● WHAT YOU ARE ASKED TO DO: Extract the complete listing and repeat it word for word.

Structured figure records
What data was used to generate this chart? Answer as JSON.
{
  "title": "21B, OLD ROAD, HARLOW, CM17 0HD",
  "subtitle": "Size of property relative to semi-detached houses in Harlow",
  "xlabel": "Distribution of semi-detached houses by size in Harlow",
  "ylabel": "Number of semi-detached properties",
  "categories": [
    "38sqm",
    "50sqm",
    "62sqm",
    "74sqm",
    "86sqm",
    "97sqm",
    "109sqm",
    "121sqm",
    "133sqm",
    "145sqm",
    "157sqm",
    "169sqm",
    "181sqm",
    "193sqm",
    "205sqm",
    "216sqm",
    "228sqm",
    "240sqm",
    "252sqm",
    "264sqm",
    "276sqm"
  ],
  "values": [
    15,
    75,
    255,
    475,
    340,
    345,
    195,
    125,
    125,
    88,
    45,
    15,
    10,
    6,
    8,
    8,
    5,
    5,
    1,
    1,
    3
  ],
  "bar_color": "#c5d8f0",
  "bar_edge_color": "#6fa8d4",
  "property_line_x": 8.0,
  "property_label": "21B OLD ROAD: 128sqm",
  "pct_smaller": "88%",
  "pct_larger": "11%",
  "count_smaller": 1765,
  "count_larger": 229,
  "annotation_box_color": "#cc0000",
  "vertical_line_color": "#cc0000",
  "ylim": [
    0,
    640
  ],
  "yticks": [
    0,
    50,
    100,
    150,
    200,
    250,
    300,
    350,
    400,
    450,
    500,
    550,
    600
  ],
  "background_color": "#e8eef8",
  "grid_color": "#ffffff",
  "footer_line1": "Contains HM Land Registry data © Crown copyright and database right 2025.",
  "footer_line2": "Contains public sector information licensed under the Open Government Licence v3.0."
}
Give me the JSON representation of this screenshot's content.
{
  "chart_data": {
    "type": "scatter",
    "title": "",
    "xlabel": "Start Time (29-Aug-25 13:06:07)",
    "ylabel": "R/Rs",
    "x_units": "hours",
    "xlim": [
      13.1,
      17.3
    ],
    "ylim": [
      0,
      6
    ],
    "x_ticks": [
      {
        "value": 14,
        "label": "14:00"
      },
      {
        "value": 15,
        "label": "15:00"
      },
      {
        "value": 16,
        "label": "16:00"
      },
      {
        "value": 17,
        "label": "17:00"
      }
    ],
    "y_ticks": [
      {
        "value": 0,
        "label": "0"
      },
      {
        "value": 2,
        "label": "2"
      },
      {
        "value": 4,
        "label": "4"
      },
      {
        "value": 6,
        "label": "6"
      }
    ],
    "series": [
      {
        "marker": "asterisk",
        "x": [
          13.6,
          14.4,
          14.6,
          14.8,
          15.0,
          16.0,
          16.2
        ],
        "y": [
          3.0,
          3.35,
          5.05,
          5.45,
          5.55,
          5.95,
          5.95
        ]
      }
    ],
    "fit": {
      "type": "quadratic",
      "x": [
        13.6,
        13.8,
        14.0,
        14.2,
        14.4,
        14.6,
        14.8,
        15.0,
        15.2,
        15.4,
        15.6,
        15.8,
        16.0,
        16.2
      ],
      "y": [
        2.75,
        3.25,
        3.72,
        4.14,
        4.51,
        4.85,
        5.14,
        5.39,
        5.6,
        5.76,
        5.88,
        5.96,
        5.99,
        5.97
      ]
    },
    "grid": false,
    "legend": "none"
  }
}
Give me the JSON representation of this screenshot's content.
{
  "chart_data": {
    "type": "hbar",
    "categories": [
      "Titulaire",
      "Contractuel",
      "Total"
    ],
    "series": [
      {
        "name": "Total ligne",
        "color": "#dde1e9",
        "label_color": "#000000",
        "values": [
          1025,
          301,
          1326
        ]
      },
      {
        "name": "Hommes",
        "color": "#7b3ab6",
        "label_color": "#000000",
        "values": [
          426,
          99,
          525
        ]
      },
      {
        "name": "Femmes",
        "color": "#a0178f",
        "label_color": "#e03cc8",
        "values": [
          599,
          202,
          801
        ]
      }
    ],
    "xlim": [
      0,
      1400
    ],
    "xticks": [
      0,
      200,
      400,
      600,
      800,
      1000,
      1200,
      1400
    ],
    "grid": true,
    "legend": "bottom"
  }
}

● ANSWER:
What data was used to generate this chart? Answer as JSON.
{
  "title": "21B, OLD ROAD, HARLOW, CM17 0HD",
  "subtitle": "Size of property relative to semi-detached houses in Harlow",
  "xlabel": "Distribution of semi-detached houses by size in Harlow",
  "ylabel": "Number of semi-detached properties",
  "categories": [
    "38sqm",
    "50sqm",
    "62sqm",
    "74sqm",
    "86sqm",
    "97sqm",
    "109sqm",
    "121sqm",
    "133sqm",
    "145sqm",
    "157sqm",
    "169sqm",
    "181sqm",
    "193sqm",
    "205sqm",
    "216sqm",
    "228sqm",
    "240sqm",
    "252sqm",
    "264sqm",
    "276sqm"
  ],
  "values": [
    15,
    75,
    255,
    475,
    340,
    345,
    195,
    125,
    125,
    88,
    45,
    15,
    10,
    6,
    8,
    8,
    5,
    5,
    1,
    1,
    3
  ],
  "bar_color": "#c5d8f0",
  "bar_edge_color": "#6fa8d4",
  "property_line_x": 8.0,
  "property_label": "21B OLD ROAD: 128sqm",
  "pct_smaller": "88%",
  "pct_larger": "11%",
  "count_smaller": 1765,
  "count_larger": 229,
  "annotation_box_color": "#cc0000",
  "vertical_line_color": "#cc0000",
  "ylim": [
    0,
    640
  ],
  "yticks": [
    0,
    50,
    100,
    150,
    200,
    250,
    300,
    350,
    400,
    450,
    500,
    550,
    600
  ],
  "background_color": "#e8eef8",
  "grid_color": "#ffffff",
  "footer_line1": "Contains HM Land Registry data © Crown copyright and database right 2025.",
  "footer_line2": "Contains public sector information licensed under the Open Government Licence v3.0."
}
Give me the JSON representation of this screenshot's content.
{
  "chart_data": {
    "type": "scatter",
    "title": "",
    "xlabel": "Start Time (29-Aug-25 13:06:07)",
    "ylabel": "R/Rs",
    "x_units": "hours",
    "xlim": [
      13.1,
      17.3
    ],
    "ylim": [
      0,
      6
    ],
    "x_ticks": [
      {
        "value": 14,
        "label": "14:00"
      },
      {
        "value": 15,
        "label": "15:00"
      },
      {
        "value": 16,
        "label": "16:00"
      },
      {
        "value": 17,
        "label": "17:00"
      }
    ],
    "y_ticks": [
      {
        "value": 0,
        "label": "0"
      },
      {
        "value": 2,
        "label": "2"
      },
      {
        "value": 4,
        "label": "4"
      },
      {
        "value": 6,
        "label": "6"
      }
    ],
    "series": [
      {
        "marker": "asterisk",
        "x": [
          13.6,
          14.4,
          14.6,
          14.8,
          15.0,
          16.0,
          16.2
        ],
        "y": [
          3.0,
          3.35,
          5.05,
          5.45,
          5.55,
          5.95,
          5.95
        ]
      }
    ],
    "fit": {
      "type": "quadratic",
      "x": [
        13.6,
        13.8,
        14.0,
        14.2,
        14.4,
        14.6,
        14.8,
        15.0,
        15.2,
        15.4,
        15.6,
        15.8,
        16.0,
        16.2
      ],
      "y": [
        2.75,
        3.25,
        3.72,
        4.14,
        4.51,
        4.85,
        5.14,
        5.39,
        5.6,
        5.76,
        5.88,
        5.96,
        5.99,
        5.97
      ]
    },
    "grid": false,
    "legend": "none"
  }
}
Give me the JSON representation of this screenshot's content.
{
  "chart_data": {
    "type": "hbar",
    "categories": [
      "Titulaire",
      "Contractuel",
      "Total"
    ],
    "series": [
      {
        "name": "Total ligne",
        "color": "#dde1e9",
        "label_color": "#000000",
        "values": [
          1025,
          301,
          1326
        ]
      },
      {
        "name": "Hommes",
        "color": "#7b3ab6",
        "label_color": "#000000",
        "values": [
          426,
          99,
          525
        ]
      },
      {
        "name": "Femmes",
        "color": "#a0178f",
        "label_color": "#e03cc8",
        "values": [
          599,
          202,
          801
        ]
      }
    ],
    "xlim": [
      0,
      1400
    ],
    "xticks": [
      0,
      200,
      400,
      600,
      800,
      1000,
      1200,
      1400
    ],
    "grid": true,
    "legend": "bottom"
  }
}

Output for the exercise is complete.